Stored items
:::::

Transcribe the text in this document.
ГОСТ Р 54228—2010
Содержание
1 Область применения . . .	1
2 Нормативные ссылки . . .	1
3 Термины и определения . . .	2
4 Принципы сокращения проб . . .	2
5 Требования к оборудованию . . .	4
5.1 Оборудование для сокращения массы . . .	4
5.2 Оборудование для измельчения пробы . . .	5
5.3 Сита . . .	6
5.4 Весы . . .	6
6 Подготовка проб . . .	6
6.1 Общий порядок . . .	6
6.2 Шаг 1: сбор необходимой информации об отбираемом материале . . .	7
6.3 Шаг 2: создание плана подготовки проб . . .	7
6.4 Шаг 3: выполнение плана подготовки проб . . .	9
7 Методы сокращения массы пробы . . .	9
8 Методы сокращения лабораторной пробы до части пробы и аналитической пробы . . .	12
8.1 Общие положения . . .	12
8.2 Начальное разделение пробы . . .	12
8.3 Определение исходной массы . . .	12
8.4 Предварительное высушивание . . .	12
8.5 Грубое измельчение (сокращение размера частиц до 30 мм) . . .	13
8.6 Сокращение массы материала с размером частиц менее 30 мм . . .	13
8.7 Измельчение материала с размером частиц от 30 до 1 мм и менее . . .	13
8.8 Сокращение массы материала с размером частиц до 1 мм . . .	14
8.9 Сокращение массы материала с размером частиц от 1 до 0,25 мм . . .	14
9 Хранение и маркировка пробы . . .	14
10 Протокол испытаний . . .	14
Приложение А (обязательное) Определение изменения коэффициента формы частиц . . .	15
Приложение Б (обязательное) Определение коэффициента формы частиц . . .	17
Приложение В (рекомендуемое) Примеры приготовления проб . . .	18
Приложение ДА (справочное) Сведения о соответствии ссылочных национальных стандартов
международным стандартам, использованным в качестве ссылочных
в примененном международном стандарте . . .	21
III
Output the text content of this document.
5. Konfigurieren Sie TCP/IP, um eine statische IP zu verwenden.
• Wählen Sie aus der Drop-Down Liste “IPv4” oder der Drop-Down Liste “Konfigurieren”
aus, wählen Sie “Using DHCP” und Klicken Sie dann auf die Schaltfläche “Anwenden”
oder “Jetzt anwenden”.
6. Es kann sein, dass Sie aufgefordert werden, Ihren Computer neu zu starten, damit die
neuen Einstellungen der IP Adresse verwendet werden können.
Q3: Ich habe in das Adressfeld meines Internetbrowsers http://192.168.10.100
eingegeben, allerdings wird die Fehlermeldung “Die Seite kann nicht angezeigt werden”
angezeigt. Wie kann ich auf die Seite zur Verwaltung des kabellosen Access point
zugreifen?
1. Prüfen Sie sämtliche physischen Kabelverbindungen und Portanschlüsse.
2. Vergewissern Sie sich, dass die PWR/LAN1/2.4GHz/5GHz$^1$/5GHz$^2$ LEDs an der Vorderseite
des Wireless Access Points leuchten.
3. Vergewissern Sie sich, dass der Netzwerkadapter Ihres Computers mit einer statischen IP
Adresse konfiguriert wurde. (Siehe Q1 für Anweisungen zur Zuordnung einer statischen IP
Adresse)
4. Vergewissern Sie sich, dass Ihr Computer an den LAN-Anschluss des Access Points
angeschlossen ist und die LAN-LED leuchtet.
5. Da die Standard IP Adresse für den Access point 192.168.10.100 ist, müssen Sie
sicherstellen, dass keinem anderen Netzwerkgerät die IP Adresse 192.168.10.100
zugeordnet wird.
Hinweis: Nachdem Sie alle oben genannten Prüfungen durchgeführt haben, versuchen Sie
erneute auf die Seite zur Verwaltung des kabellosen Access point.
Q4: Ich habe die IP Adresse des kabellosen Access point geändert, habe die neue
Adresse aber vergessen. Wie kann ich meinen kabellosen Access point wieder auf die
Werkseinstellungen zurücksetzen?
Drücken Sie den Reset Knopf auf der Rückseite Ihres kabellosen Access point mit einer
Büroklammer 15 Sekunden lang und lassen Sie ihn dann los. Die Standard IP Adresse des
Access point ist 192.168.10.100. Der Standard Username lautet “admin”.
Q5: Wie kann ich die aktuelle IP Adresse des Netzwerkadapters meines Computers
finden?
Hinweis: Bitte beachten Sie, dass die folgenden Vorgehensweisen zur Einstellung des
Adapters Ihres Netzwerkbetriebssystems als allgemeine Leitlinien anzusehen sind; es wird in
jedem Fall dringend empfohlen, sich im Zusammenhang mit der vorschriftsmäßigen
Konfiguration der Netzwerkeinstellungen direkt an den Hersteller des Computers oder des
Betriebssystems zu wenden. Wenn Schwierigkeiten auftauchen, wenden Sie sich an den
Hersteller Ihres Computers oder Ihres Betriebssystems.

:::::

EXERCISE: Return all the data above once more, precisely as given.

RIGHT ANSWER:
Transcribe the text in this document.
ГОСТ Р 54228—2010
Содержание
1 Область применения . . .	1
2 Нормативные ссылки . . .	1
3 Термины и определения . . .	2
4 Принципы сокращения проб . . .	2
5 Требования к оборудованию . . .	4
5.1 Оборудование для сокращения массы . . .	4
5.2 Оборудование для измельчения пробы . . .	5
5.3 Сита . . .	6
5.4 Весы . . .	6
6 Подготовка проб . . .	6
6.1 Общий порядок . . .	6
6.2 Шаг 1: сбор необходимой информации об отбираемом материале . . .	7
6.3 Шаг 2: создание плана подготовки проб . . .	7
6.4 Шаг 3: выполнение плана подготовки проб . . .	9
7 Методы сокращения массы пробы . . .	9
8 Методы сокращения лабораторной пробы до части пробы и аналитической пробы . . .	12
8.1 Общие положения . . .	12
8.2 Начальное разделение пробы . . .	12
8.3 Определение исходной массы . . .	12
8.4 Предварительное высушивание . . .	12
8.5 Грубое измельчение (сокращение размера частиц до 30 мм) . . .	13
8.6 Сокращение массы материала с размером частиц менее 30 мм . . .	13
8.7 Измельчение материала с размером частиц от 30 до 1 мм и менее . . .	13
8.8 Сокращение массы материала с размером частиц до 1 мм . . .	14
8.9 Сокращение массы материала с размером частиц от 1 до 0,25 мм . . .	14
9 Хранение и маркировка пробы . . .	14
10 Протокол испытаний . . .	14
Приложение А (обязательное) Определение изменения коэффициента формы частиц . . .	15
Приложение Б (обязательное) Определение коэффициента формы частиц . . .	17
Приложение В (рекомендуемое) Примеры приготовления проб . . .	18
Приложение ДА (справочное) Сведения о соответствии ссылочных национальных стандартов
международным стандартам, использованным в качестве ссылочных
в примененном международном стандарте . . .	21
III
Output the text content of this document.
5. Konfigurieren Sie TCP/IP, um eine statische IP zu verwenden.
• Wählen Sie aus der Drop-Down Liste “IPv4” oder der Drop-Down Liste “Konfigurieren”
aus, wählen Sie “Using DHCP” und Klicken Sie dann auf die Schaltfläche “Anwenden”
oder “Jetzt anwenden”.
6. Es kann sein, dass Sie aufgefordert werden, Ihren Computer neu zu starten, damit die
neuen Einstellungen der IP Adresse verwendet werden können.
Q3: Ich habe in das Adressfeld meines Internetbrowsers http://192.168.10.100
eingegeben, allerdings wird die Fehlermeldung “Die Seite kann nicht angezeigt werden”
angezeigt. Wie kann ich auf die Seite zur Verwaltung des kabellosen Access point
zugreifen?
1. Prüfen Sie sämtliche physischen Kabelverbindungen und Portanschlüsse.
2. Vergewissern Sie sich, dass die PWR/LAN1/2.4GHz/5GHz$^1$/5GHz$^2$ LEDs an der Vorderseite
des Wireless Access Points leuchten.
3. Vergewissern Sie sich, dass der Netzwerkadapter Ihres Computers mit einer statischen IP
Adresse konfiguriert wurde. (Siehe Q1 für Anweisungen zur Zuordnung einer statischen IP
Adresse)
4. Vergewissern Sie sich, dass Ihr Computer an den LAN-Anschluss des Access Points
angeschlossen ist und die LAN-LED leuchtet.
5. Da die Standard IP Adresse für den Access point 192.168.10.100 ist, müssen Sie
sicherstellen, dass keinem anderen Netzwerkgerät die IP Adresse 192.168.10.100
zugeordnet wird.
Hinweis: Nachdem Sie alle oben genannten Prüfungen durchgeführt haben, versuchen Sie
erneute auf die Seite zur Verwaltung des kabellosen Access point.
Q4: Ich habe die IP Adresse des kabellosen Access point geändert, habe die neue
Adresse aber vergessen. Wie kann ich meinen kabellosen Access point wieder auf die
Werkseinstellungen zurücksetzen?
Drücken Sie den Reset Knopf auf der Rückseite Ihres kabellosen Access point mit einer
Büroklammer 15 Sekunden lang und lassen Sie ihn dann los. Die Standard IP Adresse des
Access point ist 192.168.10.100. Der Standard Username lautet “admin”.
Q5: Wie kann ich die aktuelle IP Adresse des Netzwerkadapters meines Computers
finden?
Hinweis: Bitte beachten Sie, dass die folgenden Vorgehensweisen zur Einstellung des
Adapters Ihres Netzwerkbetriebssystems als allgemeine Leitlinien anzusehen sind; es wird in
jedem Fall dringend empfohlen, sich im Zusammenhang mit der vorschriftsmäßigen
Konfiguration der Netzwerkeinstellungen direkt an den Hersteller des Computers oder des
Betriebssystems zu wenden. Wenn Schwierigkeiten auftauchen, wenden Sie sich an den
Hersteller Ihres Computers oder Ihres Betriebssystems.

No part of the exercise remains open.